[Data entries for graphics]
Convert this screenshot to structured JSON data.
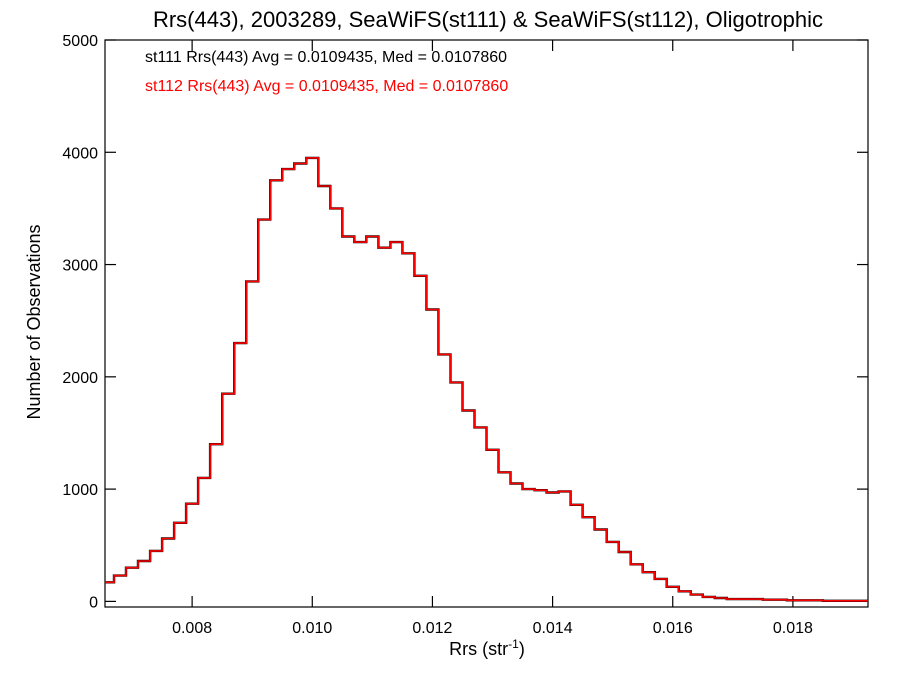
{
  "chart_data": {
    "type": "line",
    "title": "Rrs(443), 2003289, SeaWiFS(st111) & SeaWiFS(st112), Oligotrophic",
    "xlabel_main": "Rrs (str",
    "xlabel_sup": "-1",
    "xlabel_close": ")",
    "ylabel": "Number of Observations",
    "xlim": [
      0.00655,
      0.01925
    ],
    "ylim": [
      -50,
      5000
    ],
    "xticks": [
      0.008,
      0.01,
      0.012,
      0.014,
      0.016,
      0.018
    ],
    "xtick_labels": [
      "0.008",
      "0.010",
      "0.012",
      "0.014",
      "0.016",
      "0.018"
    ],
    "yticks": [
      0,
      1000,
      2000,
      3000,
      4000,
      5000
    ],
    "ytick_labels": [
      "0",
      "1000",
      "2000",
      "3000",
      "4000",
      "5000"
    ],
    "grid": false,
    "annotations": [
      {
        "text": "st111 Rrs(443) Avg = 0.0109435, Med = 0.0107860",
        "color": "#000000"
      },
      {
        "text": "st112 Rrs(443) Avg = 0.0109435, Med = 0.0107860",
        "color": "#ff0000"
      }
    ],
    "series": [
      {
        "name": "st111",
        "color": "#000000",
        "x": [
          0.0066,
          0.0068,
          0.007,
          0.0072,
          0.0074,
          0.0076,
          0.0078,
          0.008,
          0.0082,
          0.0084,
          0.0086,
          0.0088,
          0.009,
          0.0092,
          0.0094,
          0.0096,
          0.0098,
          0.01,
          0.0102,
          0.0104,
          0.0106,
          0.0108,
          0.011,
          0.0112,
          0.0114,
          0.0116,
          0.0118,
          0.012,
          0.0122,
          0.0124,
          0.0126,
          0.0128,
          0.013,
          0.0132,
          0.0134,
          0.0136,
          0.0138,
          0.014,
          0.0142,
          0.0144,
          0.0146,
          0.0148,
          0.015,
          0.0152,
          0.0154,
          0.0156,
          0.0158,
          0.016,
          0.0162,
          0.0164,
          0.0166,
          0.0168,
          0.017,
          0.0172,
          0.0174,
          0.0176,
          0.0178,
          0.018,
          0.0182,
          0.0184,
          0.0186,
          0.0188,
          0.019,
          0.0192
        ],
        "y": [
          170,
          230,
          300,
          360,
          450,
          560,
          700,
          870,
          1100,
          1400,
          1850,
          2300,
          2850,
          3400,
          3750,
          3850,
          3900,
          3950,
          3700,
          3500,
          3250,
          3200,
          3250,
          3150,
          3200,
          3100,
          2900,
          2600,
          2200,
          1950,
          1700,
          1550,
          1350,
          1150,
          1050,
          1000,
          990,
          970,
          980,
          860,
          750,
          640,
          530,
          440,
          330,
          260,
          200,
          130,
          90,
          60,
          40,
          30,
          20,
          20,
          20,
          15,
          15,
          10,
          10,
          10,
          5,
          5,
          5,
          5
        ]
      },
      {
        "name": "st112",
        "color": "#ff0000",
        "x": [
          0.0066,
          0.0068,
          0.007,
          0.0072,
          0.0074,
          0.0076,
          0.0078,
          0.008,
          0.0082,
          0.0084,
          0.0086,
          0.0088,
          0.009,
          0.0092,
          0.0094,
          0.0096,
          0.0098,
          0.01,
          0.0102,
          0.0104,
          0.0106,
          0.0108,
          0.011,
          0.0112,
          0.0114,
          0.0116,
          0.0118,
          0.012,
          0.0122,
          0.0124,
          0.0126,
          0.0128,
          0.013,
          0.0132,
          0.0134,
          0.0136,
          0.0138,
          0.014,
          0.0142,
          0.0144,
          0.0146,
          0.0148,
          0.015,
          0.0152,
          0.0154,
          0.0156,
          0.0158,
          0.016,
          0.0162,
          0.0164,
          0.0166,
          0.0168,
          0.017,
          0.0172,
          0.0174,
          0.0176,
          0.0178,
          0.018,
          0.0182,
          0.0184,
          0.0186,
          0.0188,
          0.019,
          0.0192
        ],
        "y": [
          170,
          230,
          300,
          360,
          450,
          560,
          700,
          870,
          1100,
          1400,
          1850,
          2300,
          2850,
          3400,
          3750,
          3850,
          3900,
          3950,
          3700,
          3500,
          3250,
          3200,
          3250,
          3150,
          3200,
          3100,
          2900,
          2600,
          2200,
          1950,
          1700,
          1550,
          1350,
          1150,
          1050,
          1000,
          990,
          970,
          980,
          860,
          750,
          640,
          530,
          440,
          330,
          260,
          200,
          130,
          90,
          60,
          40,
          30,
          20,
          20,
          20,
          15,
          15,
          10,
          10,
          10,
          5,
          5,
          5,
          5
        ]
      }
    ]
  }
}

_GOAL OF THE EXERCISE:_ Write out each line of the data exactly; the images should be left out.

_EXERCISE RESULT:_
Convert this screenshot to structured JSON data.
{
  "chart_data": {
    "type": "line",
    "title": "Rrs(443), 2003289, SeaWiFS(st111) & SeaWiFS(st112), Oligotrophic",
    "xlabel_main": "Rrs (str",
    "xlabel_sup": "-1",
    "xlabel_close": ")",
    "ylabel": "Number of Observations",
    "xlim": [
      0.00655,
      0.01925
    ],
    "ylim": [
      -50,
      5000
    ],
    "xticks": [
      0.008,
      0.01,
      0.012,
      0.014,
      0.016,
      0.018
    ],
    "xtick_labels": [
      "0.008",
      "0.010",
      "0.012",
      "0.014",
      "0.016",
      "0.018"
    ],
    "yticks": [
      0,
      1000,
      2000,
      3000,
      4000,
      5000
    ],
    "ytick_labels": [
      "0",
      "1000",
      "2000",
      "3000",
      "4000",
      "5000"
    ],
    "grid": false,
    "annotations": [
      {
        "text": "st111 Rrs(443) Avg = 0.0109435, Med = 0.0107860",
        "color": "#000000"
      },
      {
        "text": "st112 Rrs(443) Avg = 0.0109435, Med = 0.0107860",
        "color": "#ff0000"
      }
    ],
    "series": [
      {
        "name": "st111",
        "color": "#000000",
        "x": [
          0.0066,
          0.0068,
          0.007,
          0.0072,
          0.0074,
          0.0076,
          0.0078,
          0.008,
          0.0082,
          0.0084,
          0.0086,
          0.0088,
          0.009,
          0.0092,
          0.0094,
          0.0096,
          0.0098,
          0.01,
          0.0102,
          0.0104,
          0.0106,
          0.0108,
          0.011,
          0.0112,
          0.0114,
          0.0116,
          0.0118,
          0.012,
          0.0122,
          0.0124,
          0.0126,
          0.0128,
          0.013,
          0.0132,
          0.0134,
          0.0136,
          0.0138,
          0.014,
          0.0142,
          0.0144,
          0.0146,
          0.0148,
          0.015,
          0.0152,
          0.0154,
          0.0156,
          0.0158,
          0.016,
          0.0162,
          0.0164,
          0.0166,
          0.0168,
          0.017,
          0.0172,
          0.0174,
          0.0176,
          0.0178,
          0.018,
          0.0182,
          0.0184,
          0.0186,
          0.0188,
          0.019,
          0.0192
        ],
        "y": [
          170,
          230,
          300,
          360,
          450,
          560,
          700,
          870,
          1100,
          1400,
          1850,
          2300,
          2850,
          3400,
          3750,
          3850,
          3900,
          3950,
          3700,
          3500,
          3250,
          3200,
          3250,
          3150,
          3200,
          3100,
          2900,
          2600,
          2200,
          1950,
          1700,
          1550,
          1350,
          1150,
          1050,
          1000,
          990,
          970,
          980,
          860,
          750,
          640,
          530,
          440,
          330,
          260,
          200,
          130,
          90,
          60,
          40,
          30,
          20,
          20,
          20,
          15,
          15,
          10,
          10,
          10,
          5,
          5,
          5,
          5
        ]
      },
      {
        "name": "st112",
        "color": "#ff0000",
        "x": [
          0.0066,
          0.0068,
          0.007,
          0.0072,
          0.0074,
          0.0076,
          0.0078,
          0.008,
          0.0082,
          0.0084,
          0.0086,
          0.0088,
          0.009,
          0.0092,
          0.0094,
          0.0096,
          0.0098,
          0.01,
          0.0102,
          0.0104,
          0.0106,
          0.0108,
          0.011,
          0.0112,
          0.0114,
          0.0116,
          0.0118,
          0.012,
          0.0122,
          0.0124,
          0.0126,
          0.0128,
          0.013,
          0.0132,
          0.0134,
          0.0136,
          0.0138,
          0.014,
          0.0142,
          0.0144,
          0.0146,
          0.0148,
          0.015,
          0.0152,
          0.0154,
          0.0156,
          0.0158,
          0.016,
          0.0162,
          0.0164,
          0.0166,
          0.0168,
          0.017,
          0.0172,
          0.0174,
          0.0176,
          0.0178,
          0.018,
          0.0182,
          0.0184,
          0.0186,
          0.0188,
          0.019,
          0.0192
        ],
        "y": [
          170,
          230,
          300,
          360,
          450,
          560,
          700,
          870,
          1100,
          1400,
          1850,
          2300,
          2850,
          3400,
          3750,
          3850,
          3900,
          3950,
          3700,
          3500,
          3250,
          3200,
          3250,
          3150,
          3200,
          3100,
          2900,
          2600,
          2200,
          1950,
          1700,
          1550,
          1350,
          1150,
          1050,
          1000,
          990,
          970,
          980,
          860,
          750,
          640,
          530,
          440,
          330,
          260,
          200,
          130,
          90,
          60,
          40,
          30,
          20,
          20,
          20,
          15,
          15,
          10,
          10,
          10,
          5,
          5,
          5,
          5
        ]
      }
    ]
  }
}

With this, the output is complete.